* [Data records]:
++++++++++

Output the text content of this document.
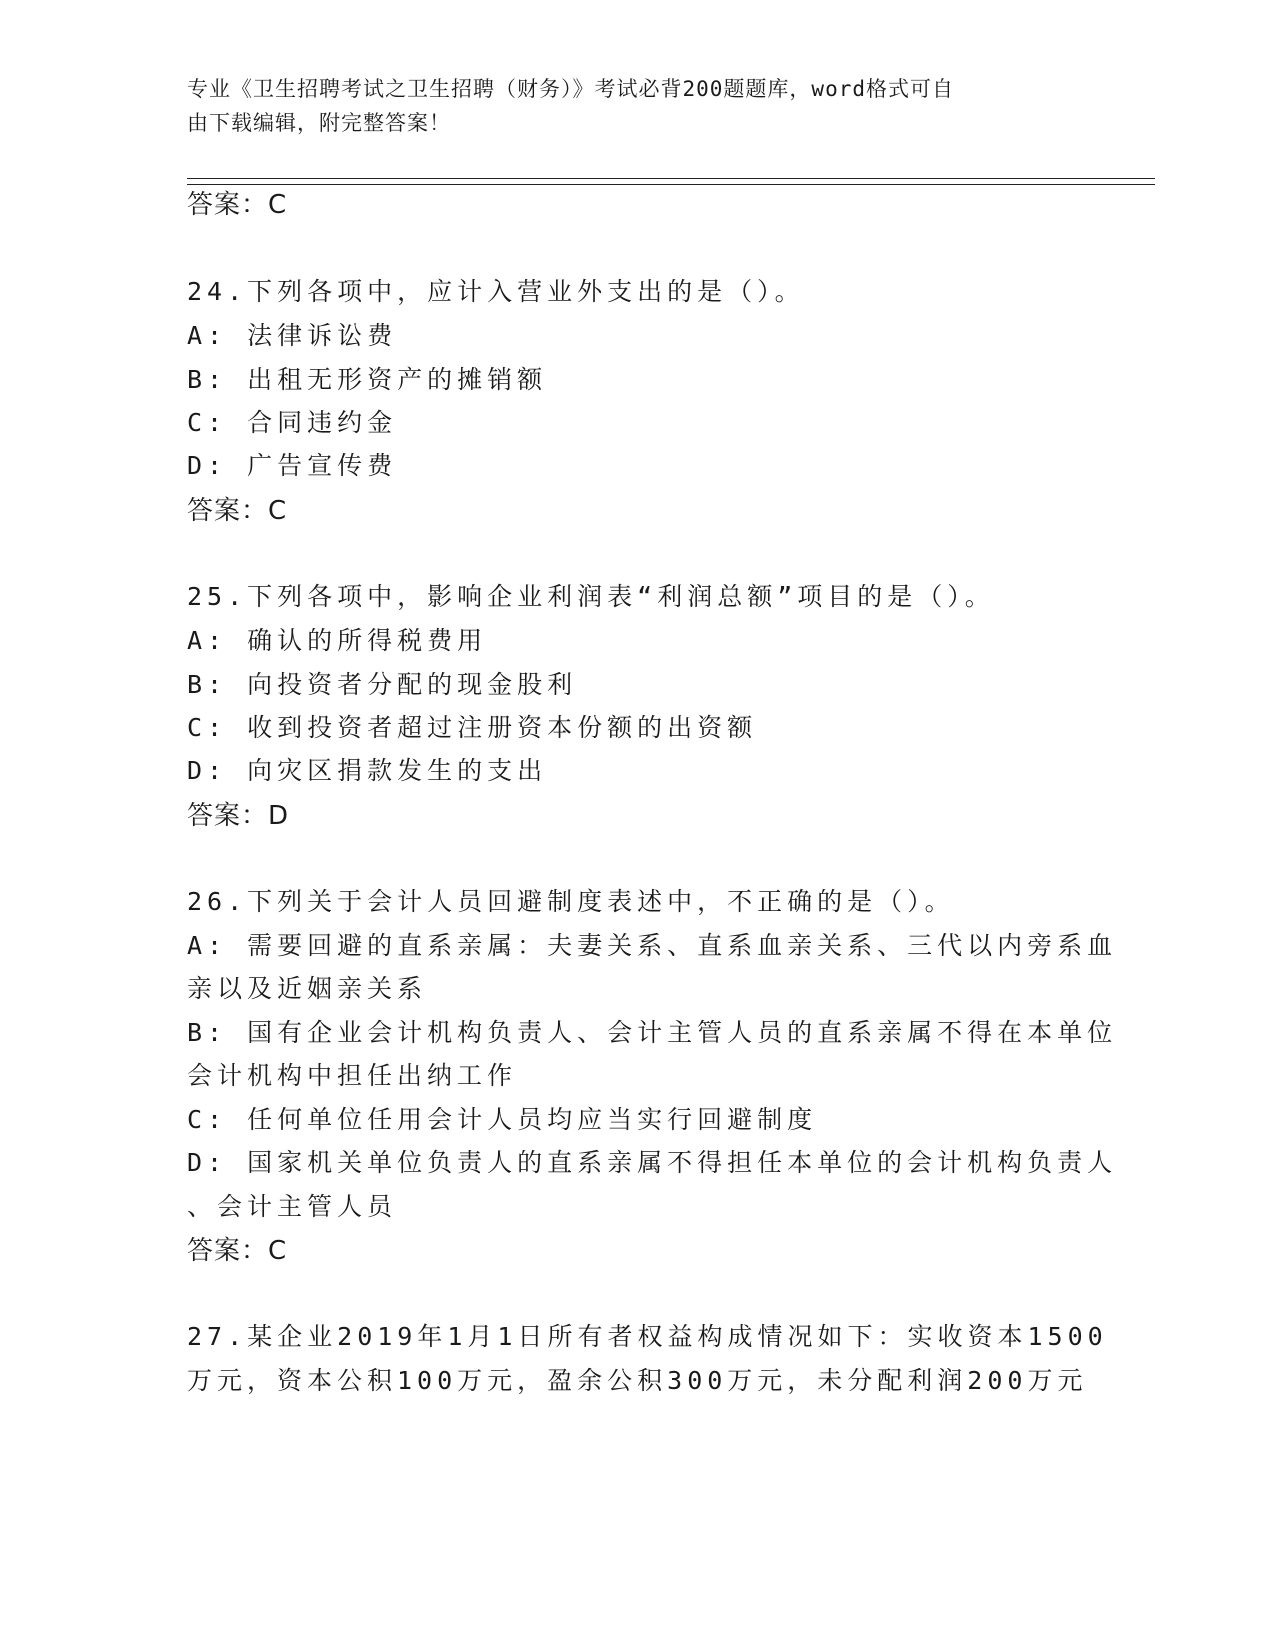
专业《卫生招聘考试之卫生招聘（财务）》考试必背200题题库，word格式可自
由下载编辑，附完整答案！
答案：C
24.下列各项中，应计入营业外支出的是（）。
A: 法律诉讼费
B: 出租无形资产的摊销额
C: 合同违约金
D: 广告宣传费
答案：C
25.下列各项中，影响企业利润表“利润总额”项目的是（）。
A: 确认的所得税费用
B: 向投资者分配的现金股利
C: 收到投资者超过注册资本份额的出资额
D: 向灾区捐款发生的支出
答案：D
26.下列关于会计人员回避制度表述中，不正确的是（）。
A: 需要回避的直系亲属：夫妻关系、直系血亲关系、三代以内旁系血
亲以及近姻亲关系
B: 国有企业会计机构负责人、会计主管人员的直系亲属不得在本单位
会计机构中担任出纳工作
C: 任何单位任用会计人员均应当实行回避制度
D: 国家机关单位负责人的直系亲属不得担任本单位的会计机构负责人
、会计主管人员
答案：C
27.某企业2019年1月1日所有者权益构成情况如下：实收资本1500
万元，资本公积100万元，盈余公积300万元，未分配利润200万元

++++++++++

* [Instructions for the task]: Pictures are excluded; copy every other part of the records exactly.

* [In response]:
Output the text content of this document.
专业《卫生招聘考试之卫生招聘（财务）》考试必背200题题库，word格式可自
由下载编辑，附完整答案！
答案：C
24.下列各项中，应计入营业外支出的是（）。
A: 法律诉讼费
B: 出租无形资产的摊销额
C: 合同违约金
D: 广告宣传费
答案：C
25.下列各项中，影响企业利润表“利润总额”项目的是（）。
A: 确认的所得税费用
B: 向投资者分配的现金股利
C: 收到投资者超过注册资本份额的出资额
D: 向灾区捐款发生的支出
答案：D
26.下列关于会计人员回避制度表述中，不正确的是（）。
A: 需要回避的直系亲属：夫妻关系、直系血亲关系、三代以内旁系血
亲以及近姻亲关系
B: 国有企业会计机构负责人、会计主管人员的直系亲属不得在本单位
会计机构中担任出纳工作
C: 任何单位任用会计人员均应当实行回避制度
D: 国家机关单位负责人的直系亲属不得担任本单位的会计机构负责人
、会计主管人员
答案：C
27.某企业2019年1月1日所有者权益构成情况如下：实收资本1500
万元，资本公积100万元，盈余公积300万元，未分配利润200万元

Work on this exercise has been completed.